Transcribe the entries exactly; images are not part of the copy.

····················

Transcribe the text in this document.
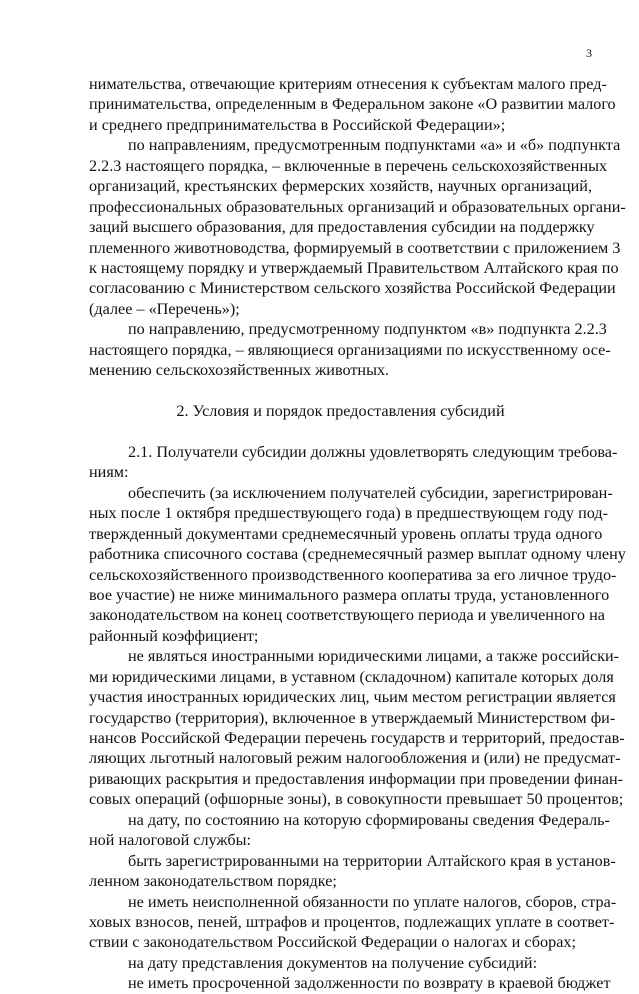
3
нимательства, отвечающие критериям отнесения к субъектам малого пред-
принимательства, определенным в Федеральном законе «О развитии малого
и среднего предпринимательства в Российской Федерации»;
по направлениям, предусмотренным подпунктами «а» и «б» подпункта
2.2.3 настоящего порядка, – включенные в перечень сельскохозяйственных
организаций, крестьянских фермерских хозяйств, научных организаций,
профессиональных образовательных организаций и образовательных органи-
заций высшего образования, для предоставления субсидии на поддержку
племенного животноводства, формируемый в соответствии с приложением 3
к настоящему порядку и утверждаемый Правительством Алтайского края по
согласованию с Министерством сельского хозяйства Российской Федерации
(далее – «Перечень»);
по направлению, предусмотренному подпунктом «в» подпункта 2.2.3
настоящего порядка, – являющиеся организациями по искусственному осе-
менению сельскохозяйственных животных.
2. Условия и порядок предоставления субсидий
2.1. Получатели субсидии должны удовлетворять следующим требова-
ниям:
обеспечить (за исключением получателей субсидии, зарегистрирован-
ных после 1 октября предшествующего года) в предшествующем году под-
твержденный документами среднемесячный уровень оплаты труда одного
работника списочного состава (среднемесячный размер выплат одному члену
сельскохозяйственного производственного кооператива за его личное трудо-
вое участие) не ниже минимального размера оплаты труда, установленного
законодательством на конец соответствующего периода и увеличенного на
районный коэффициент;
не являться иностранными юридическими лицами, а также российски-
ми юридическими лицами, в уставном (складочном) капитале которых доля
участия иностранных юридических лиц, чьим местом регистрации является
государство (территория), включенное в утверждаемый Министерством фи-
нансов Российской Федерации перечень государств и территорий, предостав-
ляющих льготный налоговый режим налогообложения и (или) не предусмат-
ривающих раскрытия и предоставления информации при проведении финан-
совых операций (офшорные зоны), в совокупности превышает 50 процентов;
на дату, по состоянию на которую сформированы сведения Федераль-
ной налоговой службы:
быть зарегистрированными на территории Алтайского края в установ-
ленном законодательством порядке;
не иметь неисполненной обязанности по уплате налогов, сборов, стра-
ховых взносов, пеней, штрафов и процентов, подлежащих уплате в соответ-
ствии с законодательством Российской Федерации о налогах и сборах;
на дату представления документов на получение субсидий:
не иметь просроченной задолженности по возврату в краевой бюджет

····················

■ **Worked answer**:
Transcribe the text in this document.
3
нимательства, отвечающие критериям отнесения к субъектам малого пред-
принимательства, определенным в Федеральном законе «О развитии малого
и среднего предпринимательства в Российской Федерации»;
по направлениям, предусмотренным подпунктами «а» и «б» подпункта
2.2.3 настоящего порядка, – включенные в перечень сельскохозяйственных
организаций, крестьянских фермерских хозяйств, научных организаций,
профессиональных образовательных организаций и образовательных органи-
заций высшего образования, для предоставления субсидии на поддержку
племенного животноводства, формируемый в соответствии с приложением 3
к настоящему порядку и утверждаемый Правительством Алтайского края по
согласованию с Министерством сельского хозяйства Российской Федерации
(далее – «Перечень»);
по направлению, предусмотренному подпунктом «в» подпункта 2.2.3
настоящего порядка, – являющиеся организациями по искусственному осе-
менению сельскохозяйственных животных.
2. Условия и порядок предоставления субсидий
2.1. Получатели субсидии должны удовлетворять следующим требова-
ниям:
обеспечить (за исключением получателей субсидии, зарегистрирован-
ных после 1 октября предшествующего года) в предшествующем году под-
твержденный документами среднемесячный уровень оплаты труда одного
работника списочного состава (среднемесячный размер выплат одному члену
сельскохозяйственного производственного кооператива за его личное трудо-
вое участие) не ниже минимального размера оплаты труда, установленного
законодательством на конец соответствующего периода и увеличенного на
районный коэффициент;
не являться иностранными юридическими лицами, а также российски-
ми юридическими лицами, в уставном (складочном) капитале которых доля
участия иностранных юридических лиц, чьим местом регистрации является
государство (территория), включенное в утверждаемый Министерством фи-
нансов Российской Федерации перечень государств и территорий, предостав-
ляющих льготный налоговый режим налогообложения и (или) не предусмат-
ривающих раскрытия и предоставления информации при проведении финан-
совых операций (офшорные зоны), в совокупности превышает 50 процентов;
на дату, по состоянию на которую сформированы сведения Федераль-
ной налоговой службы:
быть зарегистрированными на территории Алтайского края в установ-
ленном законодательством порядке;
не иметь неисполненной обязанности по уплате налогов, сборов, стра-
ховых взносов, пеней, штрафов и процентов, подлежащих уплате в соответ-
ствии с законодательством Российской Федерации о налогах и сборах;
на дату представления документов на получение субсидий:
не иметь просроченной задолженности по возврату в краевой бюджет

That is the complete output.